◆ Stored items
>> begin
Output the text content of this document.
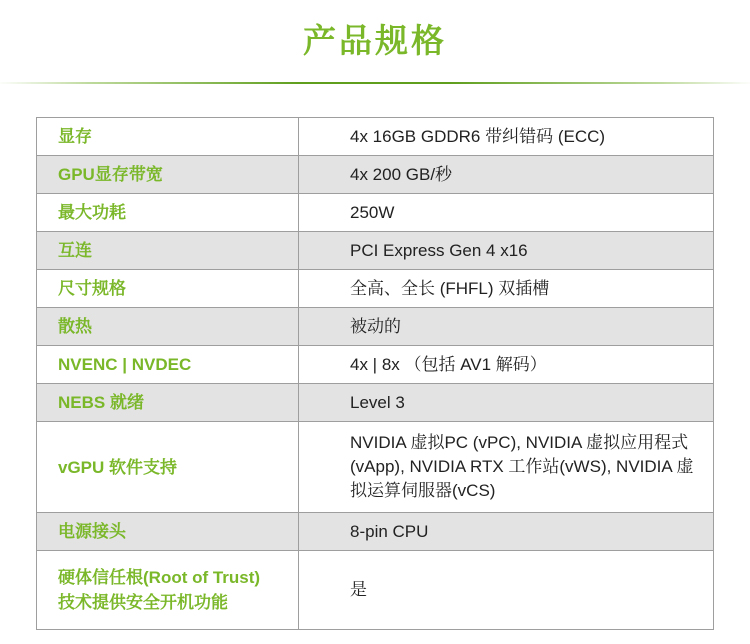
产品规格
显存	4x 16GB GDDR6 带纠错码 (ECC)
GPU显存带宽	4x 200 GB/秒
最大功耗	250W
互连	PCI Express Gen 4 x16
尺寸规格	全高、全长 (FHFL) 双插槽
散热	被动的
NVENC | NVDEC	4x | 8x （包括 AV1 解码）
NEBS 就绪	Level 3
vGPU 软件支持	NVIDIA 虚拟PC (vPC), NVIDIA 虚拟应用程式 (vApp), NVIDIA RTX 工作站(vWS), NVIDIA 虚拟运算伺服器(vCS)
电源接头	8-pin CPU
硬体信任根(Root of Trust)技术提供安全开机功能	是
>> end
◆ DIRECTIVE
Reproduce all the entries that precede this task, word for word, minus any pictures.

◆ REPLY TO THE EXERCISE
Output the text content of this document.
产品规格
显存	4x 16GB GDDR6 带纠错码 (ECC)
GPU显存带宽	4x 200 GB/秒
最大功耗	250W
互连	PCI Express Gen 4 x16
尺寸规格	全高、全长 (FHFL) 双插槽
散热	被动的
NVENC | NVDEC	4x | 8x （包括 AV1 解码）
NEBS 就绪	Level 3
vGPU 软件支持	NVIDIA 虚拟PC (vPC), NVIDIA 虚拟应用程式 (vApp), NVIDIA RTX 工作站(vWS), NVIDIA 虚拟运算伺服器(vCS)
电源接头	8-pin CPU
硬体信任根(Root of Trust)技术提供安全开机功能	是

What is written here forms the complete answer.